++++ Material for this task ++++

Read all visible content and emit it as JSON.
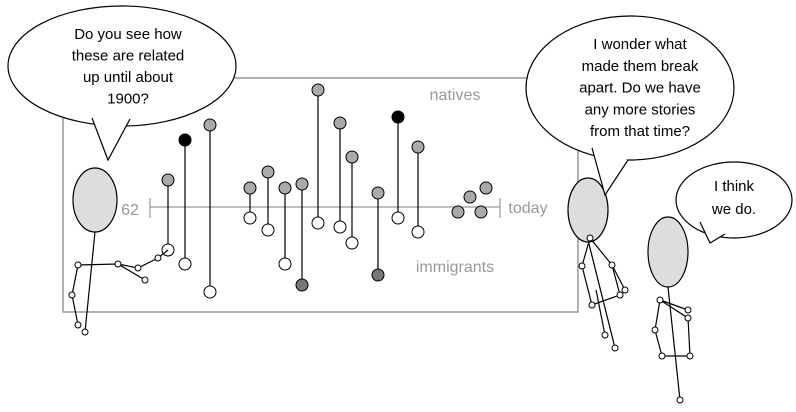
{
  "bubbles": [
    {
      "lines": [
        "Do you see how",
        "these are related",
        "up until about",
        "1900?"
      ]
    },
    {
      "lines": [
        "I wonder what",
        "made them break",
        "apart. Do we have",
        "any more stories",
        "from that time?"
      ]
    },
    {
      "lines": [
        "I think",
        "we do."
      ]
    }
  ],
  "board": {
    "left_label": "62",
    "right_label": "today",
    "top_label": "natives",
    "bottom_label": "immigrants"
  }
}
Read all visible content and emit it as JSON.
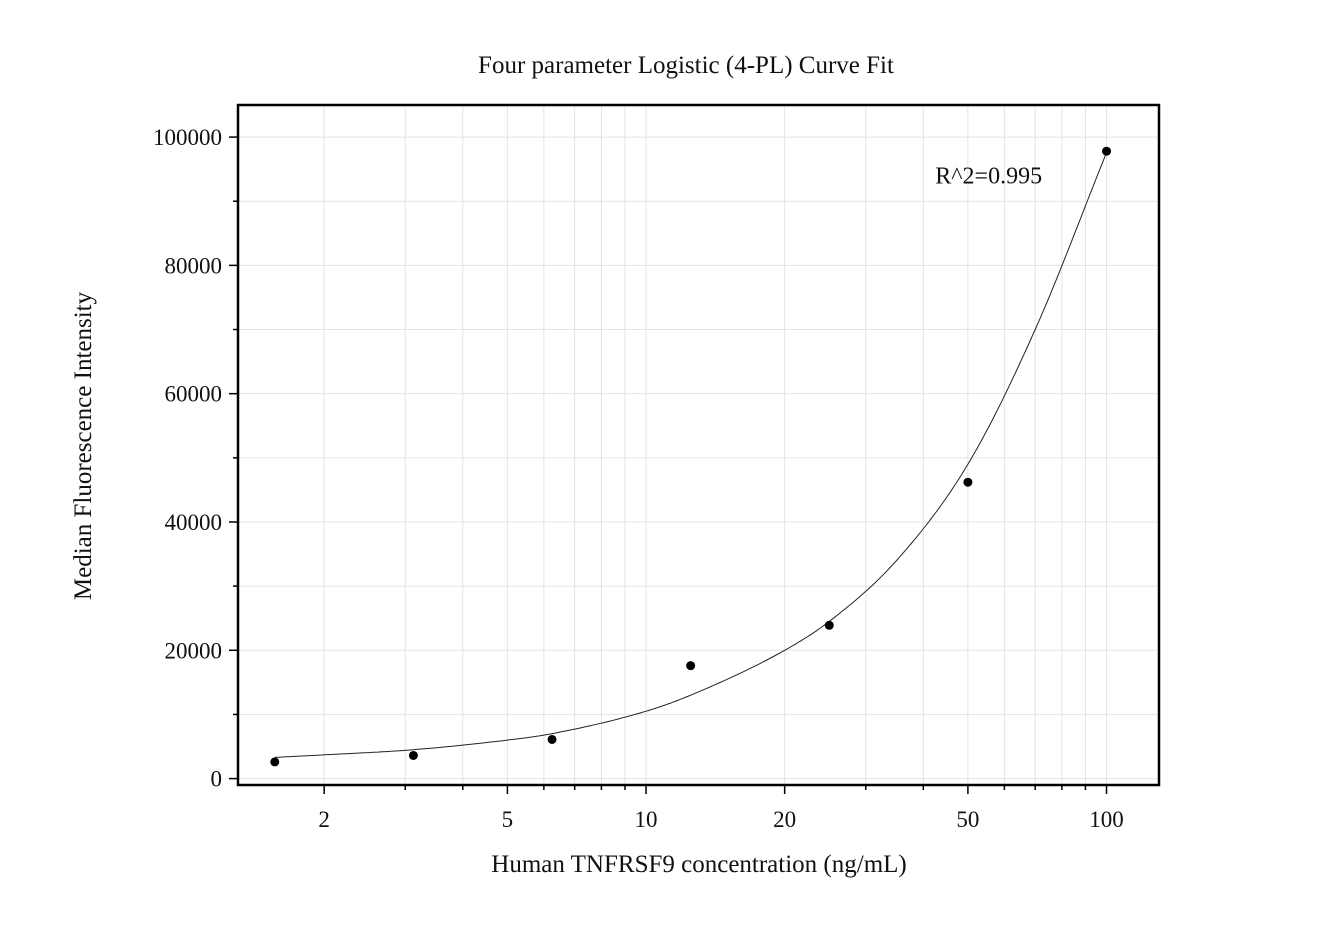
{
  "chart_data": {
    "type": "scatter",
    "title": "Four parameter Logistic (4-PL) Curve Fit",
    "xlabel": "Human TNFRSF9 concentration (ng/mL)",
    "ylabel": "Median Fluorescence Intensity",
    "x_scale": "log",
    "xlim": [
      1.3,
      130
    ],
    "ylim": [
      -1000,
      105000
    ],
    "x_ticks": [
      2,
      5,
      10,
      20,
      50,
      100
    ],
    "x_tick_labels": [
      "2",
      "5",
      "10",
      "20",
      "50",
      "100"
    ],
    "y_ticks": [
      0,
      20000,
      40000,
      60000,
      80000,
      100000
    ],
    "y_tick_labels": [
      "0",
      "20000",
      "40000",
      "60000",
      "80000",
      "100000"
    ],
    "grid": true,
    "series": [
      {
        "type": "scatter",
        "x": [
          1.5625,
          3.125,
          6.25,
          12.5,
          25,
          50,
          100
        ],
        "y": [
          2600,
          3600,
          6100,
          17600,
          23900,
          46200,
          97800
        ],
        "color": "#000000"
      },
      {
        "type": "line",
        "x": [
          1.5625,
          2,
          3.125,
          5,
          6.25,
          10,
          12.5,
          20,
          25,
          35,
          50,
          70,
          100
        ],
        "y": [
          3300,
          3700,
          4500,
          6000,
          7000,
          10500,
          13000,
          20000,
          24500,
          34000,
          49000,
          70000,
          97600
        ],
        "color": "#000000"
      }
    ],
    "annotations": [
      {
        "text": "R^2=0.995",
        "x": 25,
        "y": 94000
      }
    ]
  }
}
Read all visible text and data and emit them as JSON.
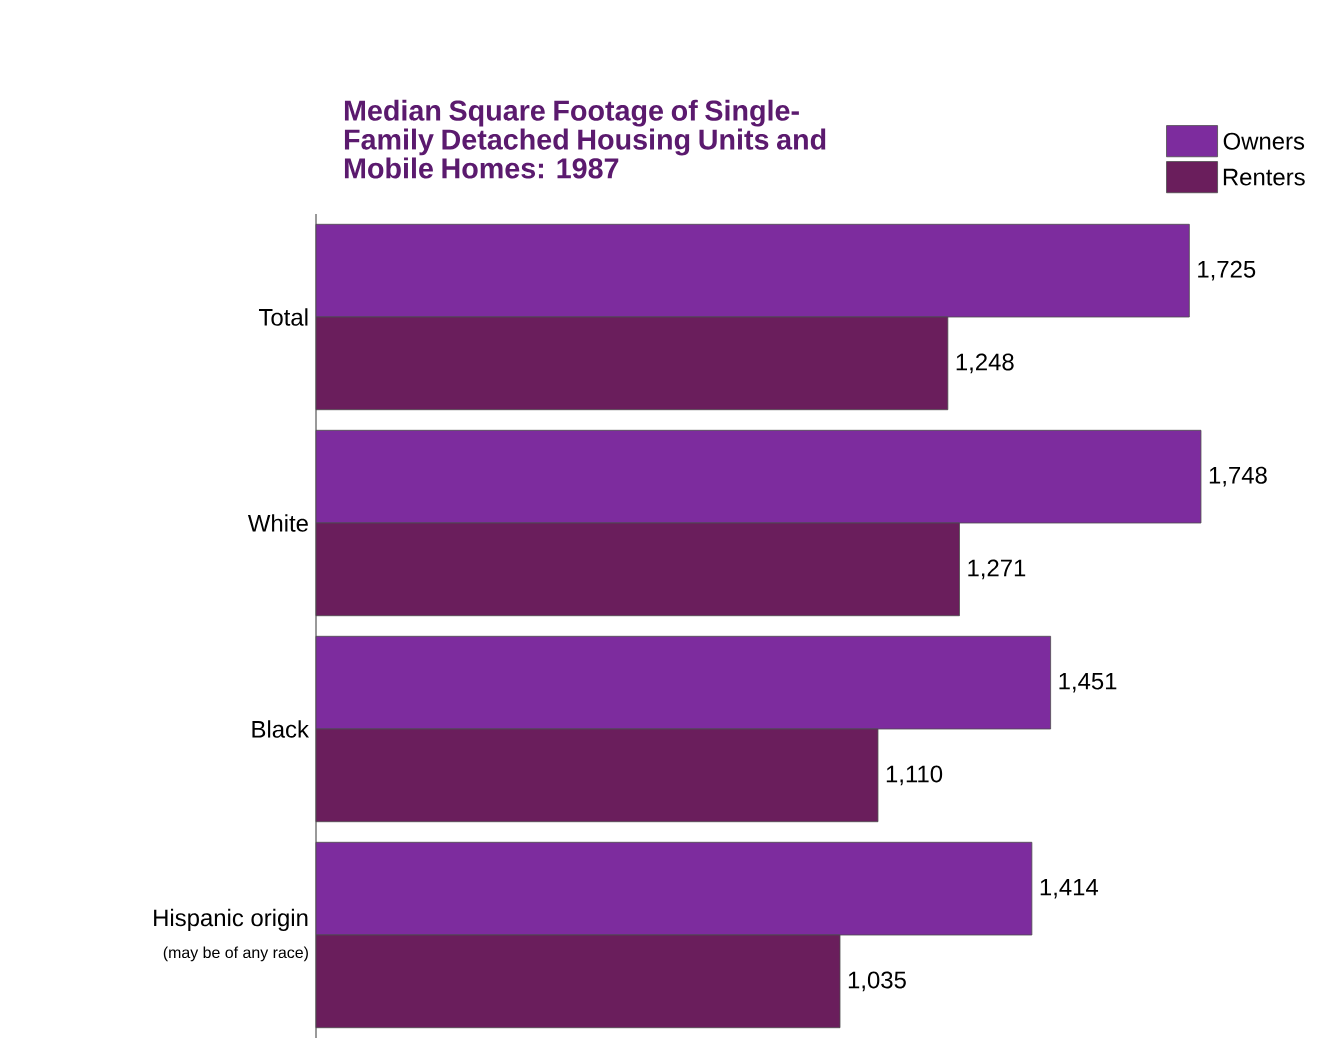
{
  "chart_data": {
    "type": "bar",
    "orientation": "horizontal",
    "title": "Median Square Footage of Single-Family Detached Housing Units and Mobile Homes:  1987",
    "categories": [
      "Total",
      "White",
      "Black",
      "Hispanic origin"
    ],
    "annotations": [
      "(may be of any race)"
    ],
    "series": [
      {
        "name": "Owners",
        "color": "#7d2c9e",
        "values": [
          1725,
          1748,
          1451,
          1414
        ],
        "value_labels": [
          "1,725",
          "1,748",
          "1,451",
          "1,414"
        ]
      },
      {
        "name": "Renters",
        "color": "#6a1e5c",
        "values": [
          1248,
          1271,
          1110,
          1035
        ],
        "value_labels": [
          "1,248",
          "1,271",
          "1,110",
          "1,035"
        ]
      }
    ],
    "legend": "top right"
  }
}
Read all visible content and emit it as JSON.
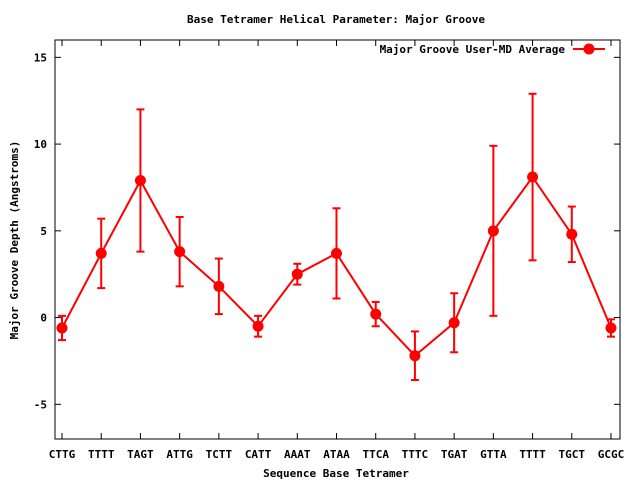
{
  "chart_data": {
    "type": "line",
    "title": "Base Tetramer Helical Parameter: Major Groove",
    "xlabel": "Sequence Base Tetramer",
    "ylabel": "Major Groove Depth (Angstroms)",
    "ylim": [
      -7,
      16
    ],
    "yticks": [
      -5,
      0,
      5,
      10,
      15
    ],
    "grid": false,
    "legend_position": "top-right",
    "categories": [
      "CTTG",
      "TTTT",
      "TAGT",
      "ATTG",
      "TCTT",
      "CATT",
      "AAAT",
      "ATAA",
      "TTCA",
      "TTTC",
      "TGAT",
      "GTTA",
      "TTTT",
      "TGCT",
      "GCGC"
    ],
    "series": [
      {
        "name": "Major Groove User-MD Average",
        "color": "#ff0000",
        "values": [
          -0.6,
          3.7,
          7.9,
          3.8,
          1.8,
          -0.5,
          2.5,
          3.7,
          0.2,
          -2.2,
          -0.3,
          5.0,
          8.1,
          4.8,
          -0.6
        ],
        "error": [
          0.7,
          2.0,
          4.1,
          2.0,
          1.6,
          0.6,
          0.6,
          2.6,
          0.7,
          1.4,
          1.7,
          4.9,
          4.8,
          1.6,
          0.5
        ]
      }
    ]
  }
}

++++

> [Exercise directions]:
Leave the pictures out and output the rest of the listing exactly.

> [Answer to the exercise]:
Read all visible content and emit it as JSON.
{
  "bubbles": [
    {
      "lines": [
        "Do you see how",
        "these are related",
        "up until about",
        "1900?"
      ]
    },
    {
      "lines": [
        "I wonder what",
        "made them break",
        "apart. Do we have",
        "any more stories",
        "from that time?"
      ]
    },
    {
      "lines": [
        "I think",
        "we do."
      ]
    }
  ],
  "board": {
    "left_label": "62",
    "right_label": "today",
    "top_label": "natives",
    "bottom_label": "immigrants"
  }
}
Read all visible content and emit it as JSON.
{
  "chart_data": {
    "type": "scatter",
    "title": "Four parameter Logistic (4-PL) Curve Fit",
    "xlabel": "Human TNFRSF9 concentration (ng/mL)",
    "ylabel": "Median Fluorescence Intensity",
    "x_scale": "log",
    "xlim": [
      1.3,
      130
    ],
    "ylim": [
      -1000,
      105000
    ],
    "x_ticks": [
      2,
      5,
      10,
      20,
      50,
      100
    ],
    "x_tick_labels": [
      "2",
      "5",
      "10",
      "20",
      "50",
      "100"
    ],
    "y_ticks": [
      0,
      20000,
      40000,
      60000,
      80000,
      100000
    ],
    "y_tick_labels": [
      "0",
      "20000",
      "40000",
      "60000",
      "80000",
      "100000"
    ],
    "grid": true,
    "series": [
      {
        "type": "scatter",
        "x": [
          1.5625,
          3.125,
          6.25,
          12.5,
          25,
          50,
          100
        ],
        "y": [
          2600,
          3600,
          6100,
          17600,
          23900,
          46200,
          97800
        ],
        "color": "#000000"
      },
      {
        "type": "line",
        "x": [
          1.5625,
          2,
          3.125,
          5,
          6.25,
          10,
          12.5,
          20,
          25,
          35,
          50,
          70,
          100
        ],
        "y": [
          3300,
          3700,
          4500,
          6000,
          7000,
          10500,
          13000,
          20000,
          24500,
          34000,
          49000,
          70000,
          97600
        ],
        "color": "#000000"
      }
    ],
    "annotations": [
      {
        "text": "R^2=0.995",
        "x": 25,
        "y": 94000
      }
    ]
  }
}
Read all visible text and data and emit them as JSON.
{
  "chart_data": {
    "type": "bar",
    "orientation": "horizontal",
    "title": "Median Square Footage of Single-Family Detached Housing Units and Mobile Homes:  1987",
    "categories": [
      "Total",
      "White",
      "Black",
      "Hispanic origin"
    ],
    "annotations": [
      "(may be of any race)"
    ],
    "series": [
      {
        "name": "Owners",
        "color": "#7d2c9e",
        "values": [
          1725,
          1748,
          1451,
          1414
        ],
        "value_labels": [
          "1,725",
          "1,748",
          "1,451",
          "1,414"
        ]
      },
      {
        "name": "Renters",
        "color": "#6a1e5c",
        "values": [
          1248,
          1271,
          1110,
          1035
        ],
        "value_labels": [
          "1,248",
          "1,271",
          "1,110",
          "1,035"
        ]
      }
    ],
    "legend": "top right"
  }
}
Read all visible content and emit it as JSON.
{
  "chart_data": {
    "type": "line",
    "title": "Base Tetramer Helical Parameter: Major Groove",
    "xlabel": "Sequence Base Tetramer",
    "ylabel": "Major Groove Depth (Angstroms)",
    "ylim": [
      -7,
      16
    ],
    "yticks": [
      -5,
      0,
      5,
      10,
      15
    ],
    "grid": false,
    "legend_position": "top-right",
    "categories": [
      "CTTG",
      "TTTT",
      "TAGT",
      "ATTG",
      "TCTT",
      "CATT",
      "AAAT",
      "ATAA",
      "TTCA",
      "TTTC",
      "TGAT",
      "GTTA",
      "TTTT",
      "TGCT",
      "GCGC"
    ],
    "series": [
      {
        "name": "Major Groove User-MD Average",
        "color": "#ff0000",
        "values": [
          -0.6,
          3.7,
          7.9,
          3.8,
          1.8,
          -0.5,
          2.5,
          3.7,
          0.2,
          -2.2,
          -0.3,
          5.0,
          8.1,
          4.8,
          -0.6
        ],
        "error": [
          0.7,
          2.0,
          4.1,
          2.0,
          1.6,
          0.6,
          0.6,
          2.6,
          0.7,
          1.4,
          1.7,
          4.9,
          4.8,
          1.6,
          0.5
        ]
      }
    ]
  }
}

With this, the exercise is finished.